→ **Required work**:
Report how many lines below contain the word "Skid". Give only the number.

━━━ Excerpted records

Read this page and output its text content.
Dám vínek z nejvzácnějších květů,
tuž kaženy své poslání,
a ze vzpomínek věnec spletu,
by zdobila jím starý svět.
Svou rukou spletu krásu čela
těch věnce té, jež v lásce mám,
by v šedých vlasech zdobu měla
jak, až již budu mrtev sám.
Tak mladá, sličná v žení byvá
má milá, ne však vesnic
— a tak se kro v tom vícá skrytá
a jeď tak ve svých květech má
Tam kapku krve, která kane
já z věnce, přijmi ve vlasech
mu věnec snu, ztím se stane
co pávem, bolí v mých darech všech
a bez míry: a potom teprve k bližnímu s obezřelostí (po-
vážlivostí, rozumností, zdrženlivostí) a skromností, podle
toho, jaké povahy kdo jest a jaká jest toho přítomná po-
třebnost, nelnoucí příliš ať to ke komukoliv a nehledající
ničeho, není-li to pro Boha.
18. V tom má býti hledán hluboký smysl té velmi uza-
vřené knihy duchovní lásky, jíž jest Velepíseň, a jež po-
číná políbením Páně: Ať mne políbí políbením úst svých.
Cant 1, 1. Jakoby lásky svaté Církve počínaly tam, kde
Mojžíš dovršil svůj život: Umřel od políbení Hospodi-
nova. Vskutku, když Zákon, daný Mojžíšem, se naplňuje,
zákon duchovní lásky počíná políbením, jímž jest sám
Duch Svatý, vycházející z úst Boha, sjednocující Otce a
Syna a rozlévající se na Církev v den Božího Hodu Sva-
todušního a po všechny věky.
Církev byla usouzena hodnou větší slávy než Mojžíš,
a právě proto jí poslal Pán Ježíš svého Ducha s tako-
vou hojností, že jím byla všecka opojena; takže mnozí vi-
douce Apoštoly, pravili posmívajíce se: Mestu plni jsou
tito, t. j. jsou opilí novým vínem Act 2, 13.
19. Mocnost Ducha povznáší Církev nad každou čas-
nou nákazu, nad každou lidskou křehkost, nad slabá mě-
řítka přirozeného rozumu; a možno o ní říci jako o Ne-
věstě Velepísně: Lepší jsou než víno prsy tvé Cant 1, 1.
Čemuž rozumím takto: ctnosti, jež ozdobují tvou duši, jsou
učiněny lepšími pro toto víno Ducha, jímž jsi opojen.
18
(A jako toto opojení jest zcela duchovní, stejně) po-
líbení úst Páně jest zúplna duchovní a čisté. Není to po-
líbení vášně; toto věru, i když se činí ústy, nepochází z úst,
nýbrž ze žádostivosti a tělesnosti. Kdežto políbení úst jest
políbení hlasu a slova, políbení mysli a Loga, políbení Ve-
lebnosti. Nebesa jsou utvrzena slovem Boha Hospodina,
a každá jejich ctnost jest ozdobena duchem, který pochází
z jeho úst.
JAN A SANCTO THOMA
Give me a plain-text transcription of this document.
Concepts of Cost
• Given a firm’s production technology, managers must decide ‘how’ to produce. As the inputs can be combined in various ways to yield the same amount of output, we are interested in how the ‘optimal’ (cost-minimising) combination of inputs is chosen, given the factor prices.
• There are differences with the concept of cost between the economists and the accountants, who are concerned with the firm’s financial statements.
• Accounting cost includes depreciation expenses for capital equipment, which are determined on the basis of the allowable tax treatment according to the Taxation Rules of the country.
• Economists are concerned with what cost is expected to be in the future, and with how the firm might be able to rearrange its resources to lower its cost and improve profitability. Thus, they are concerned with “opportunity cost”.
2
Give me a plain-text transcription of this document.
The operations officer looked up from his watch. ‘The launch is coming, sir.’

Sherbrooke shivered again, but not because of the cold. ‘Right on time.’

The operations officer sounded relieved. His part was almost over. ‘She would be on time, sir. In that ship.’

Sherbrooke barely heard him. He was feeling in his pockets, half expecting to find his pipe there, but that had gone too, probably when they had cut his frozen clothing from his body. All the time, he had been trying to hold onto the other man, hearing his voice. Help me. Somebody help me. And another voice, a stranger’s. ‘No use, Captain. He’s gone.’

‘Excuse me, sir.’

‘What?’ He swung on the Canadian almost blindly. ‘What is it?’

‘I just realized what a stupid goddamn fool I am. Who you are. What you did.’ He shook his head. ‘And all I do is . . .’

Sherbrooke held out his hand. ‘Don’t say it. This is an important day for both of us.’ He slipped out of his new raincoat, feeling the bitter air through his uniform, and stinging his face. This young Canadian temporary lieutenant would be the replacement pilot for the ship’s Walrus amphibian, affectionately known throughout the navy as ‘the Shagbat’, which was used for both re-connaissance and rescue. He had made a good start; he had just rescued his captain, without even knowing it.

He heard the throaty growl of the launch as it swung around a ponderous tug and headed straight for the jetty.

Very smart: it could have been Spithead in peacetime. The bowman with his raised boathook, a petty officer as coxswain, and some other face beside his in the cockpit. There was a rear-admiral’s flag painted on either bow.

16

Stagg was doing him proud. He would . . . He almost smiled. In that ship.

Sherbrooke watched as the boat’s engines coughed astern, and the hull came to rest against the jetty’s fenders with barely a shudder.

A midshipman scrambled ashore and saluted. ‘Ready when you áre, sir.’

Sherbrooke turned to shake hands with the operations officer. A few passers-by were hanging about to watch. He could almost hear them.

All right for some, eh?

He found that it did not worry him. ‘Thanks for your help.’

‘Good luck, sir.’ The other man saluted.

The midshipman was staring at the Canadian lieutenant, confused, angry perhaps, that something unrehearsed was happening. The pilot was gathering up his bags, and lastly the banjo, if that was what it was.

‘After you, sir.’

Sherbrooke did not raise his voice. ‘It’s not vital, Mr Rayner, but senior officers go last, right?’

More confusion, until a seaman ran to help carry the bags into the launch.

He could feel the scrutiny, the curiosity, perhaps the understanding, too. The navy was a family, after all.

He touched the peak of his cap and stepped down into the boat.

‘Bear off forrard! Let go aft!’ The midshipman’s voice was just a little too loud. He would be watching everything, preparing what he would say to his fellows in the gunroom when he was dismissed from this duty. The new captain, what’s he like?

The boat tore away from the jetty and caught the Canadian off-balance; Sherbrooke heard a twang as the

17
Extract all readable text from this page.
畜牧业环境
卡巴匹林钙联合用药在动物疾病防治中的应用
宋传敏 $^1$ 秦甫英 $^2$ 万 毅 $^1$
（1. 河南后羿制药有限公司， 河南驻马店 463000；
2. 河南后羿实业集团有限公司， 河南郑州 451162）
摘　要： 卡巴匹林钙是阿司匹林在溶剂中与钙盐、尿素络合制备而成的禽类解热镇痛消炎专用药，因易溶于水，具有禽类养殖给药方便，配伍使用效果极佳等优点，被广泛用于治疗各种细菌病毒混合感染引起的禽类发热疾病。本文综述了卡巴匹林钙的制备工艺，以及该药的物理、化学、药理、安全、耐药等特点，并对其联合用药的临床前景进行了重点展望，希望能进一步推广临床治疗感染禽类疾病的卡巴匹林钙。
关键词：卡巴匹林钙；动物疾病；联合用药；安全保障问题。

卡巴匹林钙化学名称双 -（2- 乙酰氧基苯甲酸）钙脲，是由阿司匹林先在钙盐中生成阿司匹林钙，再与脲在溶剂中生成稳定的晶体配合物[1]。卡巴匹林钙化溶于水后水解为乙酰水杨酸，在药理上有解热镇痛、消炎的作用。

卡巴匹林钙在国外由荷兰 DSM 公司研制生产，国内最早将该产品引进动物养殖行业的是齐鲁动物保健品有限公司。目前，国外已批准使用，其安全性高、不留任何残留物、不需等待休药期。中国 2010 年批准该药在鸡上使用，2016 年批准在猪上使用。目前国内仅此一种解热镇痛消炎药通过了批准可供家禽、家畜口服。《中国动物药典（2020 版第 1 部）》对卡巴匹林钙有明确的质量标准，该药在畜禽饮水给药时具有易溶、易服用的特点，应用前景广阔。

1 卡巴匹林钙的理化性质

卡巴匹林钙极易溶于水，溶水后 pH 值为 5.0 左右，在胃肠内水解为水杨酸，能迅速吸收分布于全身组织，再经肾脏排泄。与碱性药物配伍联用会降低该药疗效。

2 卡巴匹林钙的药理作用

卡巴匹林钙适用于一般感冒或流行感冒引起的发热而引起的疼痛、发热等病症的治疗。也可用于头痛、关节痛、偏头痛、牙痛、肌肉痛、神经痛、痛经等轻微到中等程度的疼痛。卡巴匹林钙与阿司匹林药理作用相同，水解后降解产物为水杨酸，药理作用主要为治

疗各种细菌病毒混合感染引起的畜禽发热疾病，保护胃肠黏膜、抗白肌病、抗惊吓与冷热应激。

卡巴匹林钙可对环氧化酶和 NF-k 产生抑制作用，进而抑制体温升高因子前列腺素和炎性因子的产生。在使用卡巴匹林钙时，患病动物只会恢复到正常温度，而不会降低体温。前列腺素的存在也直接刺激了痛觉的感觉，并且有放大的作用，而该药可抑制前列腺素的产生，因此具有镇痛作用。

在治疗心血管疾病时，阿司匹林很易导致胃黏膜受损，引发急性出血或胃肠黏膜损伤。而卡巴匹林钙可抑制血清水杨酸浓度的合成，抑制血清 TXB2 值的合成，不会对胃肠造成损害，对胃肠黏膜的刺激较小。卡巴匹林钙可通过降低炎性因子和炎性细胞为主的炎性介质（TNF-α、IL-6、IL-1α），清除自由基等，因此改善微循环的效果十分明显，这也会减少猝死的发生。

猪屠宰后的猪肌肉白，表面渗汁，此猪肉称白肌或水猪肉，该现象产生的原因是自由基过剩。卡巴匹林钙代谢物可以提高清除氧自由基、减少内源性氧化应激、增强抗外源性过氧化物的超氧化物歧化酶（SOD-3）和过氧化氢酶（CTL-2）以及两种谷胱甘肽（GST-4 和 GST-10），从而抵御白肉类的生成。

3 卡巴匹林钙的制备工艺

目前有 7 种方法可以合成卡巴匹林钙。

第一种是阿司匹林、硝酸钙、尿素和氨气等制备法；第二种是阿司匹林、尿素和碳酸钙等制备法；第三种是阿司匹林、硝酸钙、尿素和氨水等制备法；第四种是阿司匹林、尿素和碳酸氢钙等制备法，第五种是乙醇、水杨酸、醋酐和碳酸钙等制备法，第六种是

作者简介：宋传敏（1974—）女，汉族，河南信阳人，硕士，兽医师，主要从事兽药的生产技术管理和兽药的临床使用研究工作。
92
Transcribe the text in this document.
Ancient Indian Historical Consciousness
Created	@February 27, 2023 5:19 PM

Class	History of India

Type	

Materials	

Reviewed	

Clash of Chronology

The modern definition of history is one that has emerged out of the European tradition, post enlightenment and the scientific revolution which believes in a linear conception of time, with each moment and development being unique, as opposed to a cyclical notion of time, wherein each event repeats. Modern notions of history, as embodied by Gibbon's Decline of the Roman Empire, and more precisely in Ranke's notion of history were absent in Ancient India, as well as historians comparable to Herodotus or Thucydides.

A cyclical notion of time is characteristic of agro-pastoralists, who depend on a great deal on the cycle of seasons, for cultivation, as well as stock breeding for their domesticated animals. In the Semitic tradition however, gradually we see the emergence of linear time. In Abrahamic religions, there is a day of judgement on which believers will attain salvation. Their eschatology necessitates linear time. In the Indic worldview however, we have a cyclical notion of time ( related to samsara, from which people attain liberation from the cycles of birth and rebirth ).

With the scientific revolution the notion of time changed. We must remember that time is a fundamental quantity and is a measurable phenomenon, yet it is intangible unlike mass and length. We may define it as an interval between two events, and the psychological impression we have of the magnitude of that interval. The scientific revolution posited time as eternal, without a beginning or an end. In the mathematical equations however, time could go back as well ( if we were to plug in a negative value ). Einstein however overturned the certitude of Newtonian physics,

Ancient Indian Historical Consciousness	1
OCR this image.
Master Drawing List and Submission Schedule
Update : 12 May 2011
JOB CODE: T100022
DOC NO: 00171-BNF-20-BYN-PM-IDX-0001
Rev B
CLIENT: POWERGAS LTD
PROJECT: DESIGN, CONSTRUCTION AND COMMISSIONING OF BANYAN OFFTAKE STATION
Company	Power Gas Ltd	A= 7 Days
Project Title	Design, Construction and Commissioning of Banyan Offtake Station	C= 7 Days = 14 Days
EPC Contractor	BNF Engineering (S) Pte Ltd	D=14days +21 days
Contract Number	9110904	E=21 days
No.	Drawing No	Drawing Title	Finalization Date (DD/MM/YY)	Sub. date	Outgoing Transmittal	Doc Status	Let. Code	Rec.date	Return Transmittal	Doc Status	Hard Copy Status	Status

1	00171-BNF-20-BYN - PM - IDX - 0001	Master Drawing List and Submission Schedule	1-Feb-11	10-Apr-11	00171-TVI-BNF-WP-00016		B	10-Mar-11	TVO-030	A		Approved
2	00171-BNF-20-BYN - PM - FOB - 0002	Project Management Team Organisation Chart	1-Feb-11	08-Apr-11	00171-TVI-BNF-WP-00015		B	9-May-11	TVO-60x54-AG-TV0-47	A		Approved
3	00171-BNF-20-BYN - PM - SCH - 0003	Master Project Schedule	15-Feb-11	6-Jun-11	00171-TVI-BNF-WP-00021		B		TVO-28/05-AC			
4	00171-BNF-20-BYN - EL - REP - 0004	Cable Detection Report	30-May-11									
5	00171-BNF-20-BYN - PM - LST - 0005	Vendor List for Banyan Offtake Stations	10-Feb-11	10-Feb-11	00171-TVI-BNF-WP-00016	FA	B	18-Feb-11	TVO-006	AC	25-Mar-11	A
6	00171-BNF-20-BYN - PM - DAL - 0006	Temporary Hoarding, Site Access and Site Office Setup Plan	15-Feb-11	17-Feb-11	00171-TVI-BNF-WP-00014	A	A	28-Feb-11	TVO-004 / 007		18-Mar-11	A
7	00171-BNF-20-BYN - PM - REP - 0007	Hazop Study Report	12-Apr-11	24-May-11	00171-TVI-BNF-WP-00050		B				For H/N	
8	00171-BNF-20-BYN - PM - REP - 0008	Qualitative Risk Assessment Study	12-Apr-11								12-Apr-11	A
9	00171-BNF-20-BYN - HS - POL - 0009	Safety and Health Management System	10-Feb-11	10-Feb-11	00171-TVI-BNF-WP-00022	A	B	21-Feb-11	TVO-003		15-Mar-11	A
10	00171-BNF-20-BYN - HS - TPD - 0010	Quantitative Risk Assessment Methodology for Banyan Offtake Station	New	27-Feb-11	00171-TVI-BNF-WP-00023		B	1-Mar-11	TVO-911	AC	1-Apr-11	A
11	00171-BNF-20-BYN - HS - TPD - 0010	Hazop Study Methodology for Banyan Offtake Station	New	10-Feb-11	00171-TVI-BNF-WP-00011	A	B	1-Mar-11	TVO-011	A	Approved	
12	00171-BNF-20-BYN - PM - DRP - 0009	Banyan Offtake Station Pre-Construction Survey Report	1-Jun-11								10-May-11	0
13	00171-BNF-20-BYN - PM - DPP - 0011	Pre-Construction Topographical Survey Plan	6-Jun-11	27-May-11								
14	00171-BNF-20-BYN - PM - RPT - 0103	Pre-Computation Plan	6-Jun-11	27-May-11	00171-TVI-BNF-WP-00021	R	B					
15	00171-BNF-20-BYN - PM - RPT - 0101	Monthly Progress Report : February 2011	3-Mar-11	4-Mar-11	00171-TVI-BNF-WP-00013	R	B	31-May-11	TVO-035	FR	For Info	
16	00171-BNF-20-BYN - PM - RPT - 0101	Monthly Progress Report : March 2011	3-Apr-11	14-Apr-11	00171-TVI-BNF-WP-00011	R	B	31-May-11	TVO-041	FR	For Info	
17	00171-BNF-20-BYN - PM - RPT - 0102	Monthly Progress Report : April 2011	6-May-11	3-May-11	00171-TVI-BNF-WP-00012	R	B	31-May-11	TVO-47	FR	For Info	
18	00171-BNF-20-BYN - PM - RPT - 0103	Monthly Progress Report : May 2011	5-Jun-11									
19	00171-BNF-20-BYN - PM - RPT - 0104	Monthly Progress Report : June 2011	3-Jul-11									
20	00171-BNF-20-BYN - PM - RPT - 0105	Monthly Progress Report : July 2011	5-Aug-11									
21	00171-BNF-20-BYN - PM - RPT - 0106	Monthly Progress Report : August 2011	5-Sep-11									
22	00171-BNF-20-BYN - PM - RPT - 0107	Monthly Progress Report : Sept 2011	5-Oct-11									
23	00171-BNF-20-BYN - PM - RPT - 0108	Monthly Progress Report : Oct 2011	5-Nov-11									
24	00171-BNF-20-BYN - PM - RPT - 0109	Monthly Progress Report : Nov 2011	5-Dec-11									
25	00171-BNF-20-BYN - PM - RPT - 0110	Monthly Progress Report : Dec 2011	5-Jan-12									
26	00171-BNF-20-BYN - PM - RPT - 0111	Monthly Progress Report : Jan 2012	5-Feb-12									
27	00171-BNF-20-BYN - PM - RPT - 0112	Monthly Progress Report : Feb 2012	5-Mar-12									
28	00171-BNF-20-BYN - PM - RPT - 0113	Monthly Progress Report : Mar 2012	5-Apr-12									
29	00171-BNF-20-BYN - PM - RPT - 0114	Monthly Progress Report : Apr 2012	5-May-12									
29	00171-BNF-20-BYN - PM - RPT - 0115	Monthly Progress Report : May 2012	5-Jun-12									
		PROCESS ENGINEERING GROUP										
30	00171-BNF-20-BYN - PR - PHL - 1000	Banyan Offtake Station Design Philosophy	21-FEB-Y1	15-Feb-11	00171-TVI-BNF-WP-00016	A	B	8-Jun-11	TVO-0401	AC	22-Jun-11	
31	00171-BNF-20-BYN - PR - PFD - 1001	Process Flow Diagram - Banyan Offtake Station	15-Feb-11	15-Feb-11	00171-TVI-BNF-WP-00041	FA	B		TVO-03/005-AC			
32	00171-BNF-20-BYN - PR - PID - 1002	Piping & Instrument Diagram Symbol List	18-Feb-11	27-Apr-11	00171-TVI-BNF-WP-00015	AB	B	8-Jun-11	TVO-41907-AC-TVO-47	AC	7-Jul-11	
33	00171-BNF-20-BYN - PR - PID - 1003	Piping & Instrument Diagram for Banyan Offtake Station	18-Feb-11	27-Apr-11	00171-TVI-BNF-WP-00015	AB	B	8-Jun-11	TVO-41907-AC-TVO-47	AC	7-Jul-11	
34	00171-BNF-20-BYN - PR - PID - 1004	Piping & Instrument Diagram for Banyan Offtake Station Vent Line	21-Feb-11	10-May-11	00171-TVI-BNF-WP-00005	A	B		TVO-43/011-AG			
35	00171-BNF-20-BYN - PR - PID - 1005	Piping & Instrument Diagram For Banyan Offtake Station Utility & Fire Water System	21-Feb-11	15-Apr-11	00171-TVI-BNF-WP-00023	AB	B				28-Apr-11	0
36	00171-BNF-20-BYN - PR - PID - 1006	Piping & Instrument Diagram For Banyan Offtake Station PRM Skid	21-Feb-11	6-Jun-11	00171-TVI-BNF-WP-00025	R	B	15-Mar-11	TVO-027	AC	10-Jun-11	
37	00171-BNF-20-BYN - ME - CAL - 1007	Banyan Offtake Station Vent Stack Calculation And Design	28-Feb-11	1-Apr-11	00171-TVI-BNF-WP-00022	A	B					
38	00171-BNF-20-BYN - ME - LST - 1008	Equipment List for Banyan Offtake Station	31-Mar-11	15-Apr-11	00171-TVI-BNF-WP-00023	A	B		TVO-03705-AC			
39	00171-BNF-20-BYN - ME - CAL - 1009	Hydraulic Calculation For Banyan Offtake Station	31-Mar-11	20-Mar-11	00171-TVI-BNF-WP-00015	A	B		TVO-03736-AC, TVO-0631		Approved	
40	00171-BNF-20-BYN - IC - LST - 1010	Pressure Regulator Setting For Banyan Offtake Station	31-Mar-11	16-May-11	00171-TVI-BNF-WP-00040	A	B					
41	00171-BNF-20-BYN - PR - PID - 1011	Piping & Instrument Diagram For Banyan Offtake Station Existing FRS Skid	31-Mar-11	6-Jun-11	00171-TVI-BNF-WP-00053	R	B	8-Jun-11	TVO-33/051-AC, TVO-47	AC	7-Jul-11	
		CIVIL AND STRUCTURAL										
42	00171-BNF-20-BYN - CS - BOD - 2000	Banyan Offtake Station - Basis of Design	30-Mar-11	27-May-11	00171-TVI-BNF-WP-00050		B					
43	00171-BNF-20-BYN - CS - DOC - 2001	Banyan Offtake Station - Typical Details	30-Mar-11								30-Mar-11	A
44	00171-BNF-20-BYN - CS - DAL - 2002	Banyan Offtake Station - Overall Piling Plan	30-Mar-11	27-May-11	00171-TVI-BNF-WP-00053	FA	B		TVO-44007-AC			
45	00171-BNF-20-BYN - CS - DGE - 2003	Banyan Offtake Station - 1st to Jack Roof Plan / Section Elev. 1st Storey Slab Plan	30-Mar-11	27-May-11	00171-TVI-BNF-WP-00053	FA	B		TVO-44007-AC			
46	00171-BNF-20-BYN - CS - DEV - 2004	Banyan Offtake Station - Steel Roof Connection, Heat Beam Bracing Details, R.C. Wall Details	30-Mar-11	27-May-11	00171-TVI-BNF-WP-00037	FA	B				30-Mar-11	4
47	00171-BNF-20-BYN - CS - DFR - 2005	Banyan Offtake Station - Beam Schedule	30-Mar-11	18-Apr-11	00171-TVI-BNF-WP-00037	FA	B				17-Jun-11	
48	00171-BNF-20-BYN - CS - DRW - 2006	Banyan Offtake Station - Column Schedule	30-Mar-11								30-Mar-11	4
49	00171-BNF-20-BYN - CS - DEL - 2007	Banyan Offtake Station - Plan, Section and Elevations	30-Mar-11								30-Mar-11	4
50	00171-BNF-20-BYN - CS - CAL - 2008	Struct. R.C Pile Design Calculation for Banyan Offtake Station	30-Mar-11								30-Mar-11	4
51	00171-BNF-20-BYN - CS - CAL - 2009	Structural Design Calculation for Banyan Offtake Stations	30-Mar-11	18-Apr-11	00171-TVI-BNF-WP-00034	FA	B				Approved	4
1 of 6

━━━━━━

→ **Result**:
2